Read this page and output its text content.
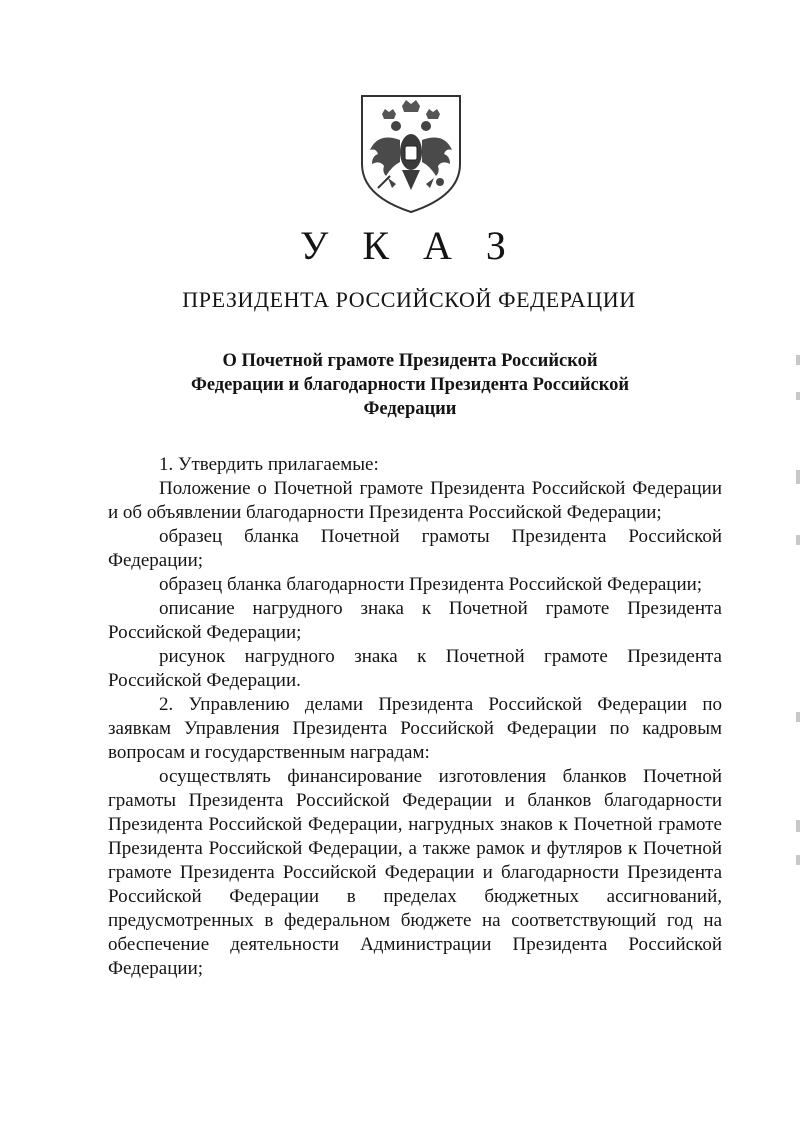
У К А З
ПРЕЗИДЕНТА РОССИЙСКОЙ ФЕДЕРАЦИИ
О Почетной грамоте Президента Российской
Федерации и благодарности Президента Российской
Федерации

1. Утвердить прилагаемые:

Положение о Почетной грамоте Президента Российской Федерации и об объявлении благодарности Президента Российской Федерации;

образец бланка Почетной грамоты Президента Российской Федерации;

образец бланка благодарности Президента Российской Федерации;

описание нагрудного знака к Почетной грамоте Президента Российской Федерации;

рисунок нагрудного знака к Почетной грамоте Президента Российской Федерации.

2. Управлению делами Президента Российской Федерации по заявкам Управления Президента Российской Федерации по кадровым вопросам и государственным наградам:

осуществлять финансирование изготовления бланков Почетной грамоты Президента Российской Федерации и бланков благодарности Президента Российской Федерации, нагрудных знаков к Почетной грамоте Президента Российской Федерации, а также рамок и футляров к Почетной грамоте Президента Российской Федерации и благодарности Президента Российской Федерации в пределах бюджетных ассигнований, предусмотренных в федеральном бюджете на соответствующий год на обеспечение деятельности Администрации Президента Российской Федерации;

• GOAL: Identify each line in the records above that contains the word "Почетной", and copy it out in full.

• RESPONSE TO THIS EXERCISE:
О Почетной грамоте Президента Российской
Положение о Почетной грамоте Президента Российской Федерации и об объявлении благодарности Президента Российской Федерации;
образец бланка Почетной грамоты Президента Российской Федерации;
описание нагрудного знака к Почетной грамоте Президента Российской Федерации;
рисунок нагрудного знака к Почетной грамоте Президента Российской Федерации.
осуществлять финансирование изготовления бланков Почетной грамоты Президента Российской Федерации и бланков благодарности Президента Российской Федерации, нагрудных знаков к Почетной грамоте Президента Российской Федерации, а также рамок и футляров к Почетной грамоте Президента Российской Федерации и благодарности Президента Российской Федерации в пределах бюджетных ассигнований, предусмотренных в федеральном бюджете на соответствующий год на обеспечение деятельности Администрации Президента Российской Федерации;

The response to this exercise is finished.